─── Excerpted data

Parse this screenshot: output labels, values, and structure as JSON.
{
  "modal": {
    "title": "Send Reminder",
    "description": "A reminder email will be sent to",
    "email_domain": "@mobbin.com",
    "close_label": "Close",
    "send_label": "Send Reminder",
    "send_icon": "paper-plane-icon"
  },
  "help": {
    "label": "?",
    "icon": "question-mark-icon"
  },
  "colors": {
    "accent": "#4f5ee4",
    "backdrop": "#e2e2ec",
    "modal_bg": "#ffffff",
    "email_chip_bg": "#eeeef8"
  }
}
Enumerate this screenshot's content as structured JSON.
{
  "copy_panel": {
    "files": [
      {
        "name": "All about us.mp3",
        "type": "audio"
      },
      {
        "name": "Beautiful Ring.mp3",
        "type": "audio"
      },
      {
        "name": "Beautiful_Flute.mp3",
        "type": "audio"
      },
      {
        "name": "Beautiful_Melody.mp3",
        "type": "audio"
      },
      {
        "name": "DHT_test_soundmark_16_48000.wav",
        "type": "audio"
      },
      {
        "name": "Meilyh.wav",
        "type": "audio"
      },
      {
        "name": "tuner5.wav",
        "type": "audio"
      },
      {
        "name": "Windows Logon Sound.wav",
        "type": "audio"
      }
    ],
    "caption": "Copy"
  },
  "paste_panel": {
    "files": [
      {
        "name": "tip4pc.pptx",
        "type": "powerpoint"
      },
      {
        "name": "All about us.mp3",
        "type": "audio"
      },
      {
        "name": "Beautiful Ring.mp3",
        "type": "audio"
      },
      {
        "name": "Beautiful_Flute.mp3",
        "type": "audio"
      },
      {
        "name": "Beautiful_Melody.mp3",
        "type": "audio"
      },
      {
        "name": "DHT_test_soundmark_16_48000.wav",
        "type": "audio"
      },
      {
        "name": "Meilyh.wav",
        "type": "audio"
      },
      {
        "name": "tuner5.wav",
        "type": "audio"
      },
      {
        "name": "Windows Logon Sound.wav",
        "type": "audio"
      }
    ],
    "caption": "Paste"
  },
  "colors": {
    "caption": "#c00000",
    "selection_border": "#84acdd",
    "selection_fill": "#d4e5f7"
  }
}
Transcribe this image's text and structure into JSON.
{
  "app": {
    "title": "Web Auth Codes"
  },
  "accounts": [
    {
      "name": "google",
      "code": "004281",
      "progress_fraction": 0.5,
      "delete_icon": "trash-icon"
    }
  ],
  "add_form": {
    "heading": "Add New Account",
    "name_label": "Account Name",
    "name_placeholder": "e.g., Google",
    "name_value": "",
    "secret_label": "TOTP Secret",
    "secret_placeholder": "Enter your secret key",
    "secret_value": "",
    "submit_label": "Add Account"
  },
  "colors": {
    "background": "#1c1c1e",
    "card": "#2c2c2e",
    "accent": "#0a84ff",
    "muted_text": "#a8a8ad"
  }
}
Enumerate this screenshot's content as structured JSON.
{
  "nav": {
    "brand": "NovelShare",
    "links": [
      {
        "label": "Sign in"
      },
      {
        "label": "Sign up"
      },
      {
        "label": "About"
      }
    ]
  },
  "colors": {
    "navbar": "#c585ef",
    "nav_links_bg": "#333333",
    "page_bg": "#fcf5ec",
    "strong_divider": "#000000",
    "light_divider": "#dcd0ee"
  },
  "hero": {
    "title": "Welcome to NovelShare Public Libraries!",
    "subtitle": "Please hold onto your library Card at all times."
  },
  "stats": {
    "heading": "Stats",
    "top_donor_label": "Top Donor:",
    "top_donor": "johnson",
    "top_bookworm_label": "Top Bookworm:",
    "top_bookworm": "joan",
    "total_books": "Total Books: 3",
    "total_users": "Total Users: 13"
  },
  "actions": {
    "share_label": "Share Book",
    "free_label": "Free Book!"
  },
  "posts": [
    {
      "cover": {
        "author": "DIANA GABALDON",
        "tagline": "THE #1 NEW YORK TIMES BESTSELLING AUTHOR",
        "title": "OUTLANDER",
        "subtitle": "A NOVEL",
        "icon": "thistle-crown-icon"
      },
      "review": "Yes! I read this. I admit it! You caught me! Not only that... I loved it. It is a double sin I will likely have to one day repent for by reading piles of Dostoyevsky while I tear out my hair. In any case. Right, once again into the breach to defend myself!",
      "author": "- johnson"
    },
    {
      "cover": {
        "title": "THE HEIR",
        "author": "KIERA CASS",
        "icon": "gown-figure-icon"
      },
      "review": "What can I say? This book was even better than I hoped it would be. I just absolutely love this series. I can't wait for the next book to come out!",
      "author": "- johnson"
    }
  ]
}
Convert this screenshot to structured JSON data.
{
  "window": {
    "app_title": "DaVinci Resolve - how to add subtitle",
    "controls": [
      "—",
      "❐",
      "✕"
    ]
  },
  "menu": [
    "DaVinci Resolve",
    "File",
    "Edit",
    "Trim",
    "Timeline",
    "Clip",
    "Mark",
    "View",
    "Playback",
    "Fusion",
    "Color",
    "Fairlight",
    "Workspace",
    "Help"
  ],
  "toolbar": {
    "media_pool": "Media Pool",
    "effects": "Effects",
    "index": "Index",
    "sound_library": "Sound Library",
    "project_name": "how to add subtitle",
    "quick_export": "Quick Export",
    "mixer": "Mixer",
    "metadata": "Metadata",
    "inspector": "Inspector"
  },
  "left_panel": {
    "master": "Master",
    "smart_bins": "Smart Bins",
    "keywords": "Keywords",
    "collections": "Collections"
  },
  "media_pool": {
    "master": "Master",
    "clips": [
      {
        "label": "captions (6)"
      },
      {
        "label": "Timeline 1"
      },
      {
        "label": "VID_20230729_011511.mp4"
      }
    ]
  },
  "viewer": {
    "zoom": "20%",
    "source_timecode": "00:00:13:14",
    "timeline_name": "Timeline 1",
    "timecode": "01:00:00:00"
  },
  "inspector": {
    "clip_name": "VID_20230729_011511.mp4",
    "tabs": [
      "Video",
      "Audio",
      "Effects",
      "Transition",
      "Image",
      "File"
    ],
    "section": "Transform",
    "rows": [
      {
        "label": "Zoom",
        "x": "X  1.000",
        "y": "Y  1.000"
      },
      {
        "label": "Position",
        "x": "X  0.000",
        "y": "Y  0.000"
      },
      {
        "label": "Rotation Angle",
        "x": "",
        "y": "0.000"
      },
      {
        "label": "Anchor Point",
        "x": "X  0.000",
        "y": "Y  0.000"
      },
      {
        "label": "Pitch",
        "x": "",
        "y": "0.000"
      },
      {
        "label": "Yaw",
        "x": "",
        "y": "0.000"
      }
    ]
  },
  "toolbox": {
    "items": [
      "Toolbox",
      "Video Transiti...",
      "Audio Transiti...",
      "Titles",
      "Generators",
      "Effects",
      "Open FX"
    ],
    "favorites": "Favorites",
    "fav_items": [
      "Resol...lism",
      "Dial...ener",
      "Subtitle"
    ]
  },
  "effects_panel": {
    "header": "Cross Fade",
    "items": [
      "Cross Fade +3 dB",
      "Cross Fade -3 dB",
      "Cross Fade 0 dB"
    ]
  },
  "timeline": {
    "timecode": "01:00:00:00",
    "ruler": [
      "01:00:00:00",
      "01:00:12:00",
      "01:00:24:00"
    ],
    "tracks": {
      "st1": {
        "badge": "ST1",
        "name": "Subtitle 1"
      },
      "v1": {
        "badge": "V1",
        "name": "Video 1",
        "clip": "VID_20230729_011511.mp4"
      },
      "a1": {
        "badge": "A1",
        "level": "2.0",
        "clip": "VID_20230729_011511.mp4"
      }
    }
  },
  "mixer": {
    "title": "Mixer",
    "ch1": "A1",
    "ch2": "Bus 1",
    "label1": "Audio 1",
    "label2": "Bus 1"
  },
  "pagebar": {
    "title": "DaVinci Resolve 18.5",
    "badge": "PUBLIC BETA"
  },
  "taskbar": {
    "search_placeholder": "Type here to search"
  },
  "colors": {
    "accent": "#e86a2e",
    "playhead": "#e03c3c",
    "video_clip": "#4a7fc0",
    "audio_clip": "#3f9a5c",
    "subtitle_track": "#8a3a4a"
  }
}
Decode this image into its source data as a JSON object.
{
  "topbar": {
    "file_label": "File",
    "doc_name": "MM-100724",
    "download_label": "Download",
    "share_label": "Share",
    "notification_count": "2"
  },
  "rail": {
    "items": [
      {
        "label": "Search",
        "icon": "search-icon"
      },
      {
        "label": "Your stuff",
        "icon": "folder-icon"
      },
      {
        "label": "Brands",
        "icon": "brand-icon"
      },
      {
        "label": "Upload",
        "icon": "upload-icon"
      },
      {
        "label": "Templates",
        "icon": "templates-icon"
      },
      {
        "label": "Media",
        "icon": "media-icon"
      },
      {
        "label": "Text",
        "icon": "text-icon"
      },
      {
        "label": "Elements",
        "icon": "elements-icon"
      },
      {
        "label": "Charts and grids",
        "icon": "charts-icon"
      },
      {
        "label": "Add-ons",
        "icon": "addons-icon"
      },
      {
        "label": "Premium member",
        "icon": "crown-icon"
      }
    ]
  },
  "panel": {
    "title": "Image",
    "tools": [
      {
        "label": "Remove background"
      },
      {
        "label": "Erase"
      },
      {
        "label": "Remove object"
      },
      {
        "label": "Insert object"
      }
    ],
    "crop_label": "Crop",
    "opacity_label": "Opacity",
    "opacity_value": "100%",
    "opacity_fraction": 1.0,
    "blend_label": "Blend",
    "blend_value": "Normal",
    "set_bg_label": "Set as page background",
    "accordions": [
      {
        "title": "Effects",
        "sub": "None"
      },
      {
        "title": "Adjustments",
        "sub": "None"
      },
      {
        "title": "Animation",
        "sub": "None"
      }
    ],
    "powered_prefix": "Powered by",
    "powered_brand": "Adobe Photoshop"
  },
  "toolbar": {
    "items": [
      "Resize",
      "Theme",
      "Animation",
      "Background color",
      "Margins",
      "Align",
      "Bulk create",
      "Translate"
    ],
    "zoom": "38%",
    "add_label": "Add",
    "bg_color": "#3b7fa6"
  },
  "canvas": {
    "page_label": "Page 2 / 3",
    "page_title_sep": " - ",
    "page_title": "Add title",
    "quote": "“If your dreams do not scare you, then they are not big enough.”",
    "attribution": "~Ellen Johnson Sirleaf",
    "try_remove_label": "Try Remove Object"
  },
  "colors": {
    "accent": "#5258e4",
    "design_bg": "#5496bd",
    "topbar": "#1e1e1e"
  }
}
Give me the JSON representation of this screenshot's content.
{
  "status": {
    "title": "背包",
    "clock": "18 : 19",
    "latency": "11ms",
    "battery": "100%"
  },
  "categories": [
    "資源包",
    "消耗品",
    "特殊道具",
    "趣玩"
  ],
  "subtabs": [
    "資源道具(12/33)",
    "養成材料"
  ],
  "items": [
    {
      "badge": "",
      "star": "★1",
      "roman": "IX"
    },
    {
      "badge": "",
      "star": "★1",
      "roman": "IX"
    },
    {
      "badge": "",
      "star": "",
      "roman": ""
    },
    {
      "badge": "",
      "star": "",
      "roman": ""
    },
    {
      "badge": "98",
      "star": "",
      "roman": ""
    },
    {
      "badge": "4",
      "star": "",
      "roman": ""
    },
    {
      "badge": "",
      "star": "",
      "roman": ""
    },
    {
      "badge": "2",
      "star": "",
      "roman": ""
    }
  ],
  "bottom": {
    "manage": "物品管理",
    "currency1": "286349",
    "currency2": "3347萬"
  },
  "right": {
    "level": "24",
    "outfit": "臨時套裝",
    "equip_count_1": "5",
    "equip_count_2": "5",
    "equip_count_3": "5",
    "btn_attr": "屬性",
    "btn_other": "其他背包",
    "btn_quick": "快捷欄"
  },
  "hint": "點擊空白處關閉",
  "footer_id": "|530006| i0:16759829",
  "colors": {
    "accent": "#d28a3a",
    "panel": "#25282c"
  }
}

──────

Copy out every line of the material above that mentions the word "Remove".

        "label": "Remove background"
        "label": "Remove object"
    "try_remove_label": "Try Remove Object"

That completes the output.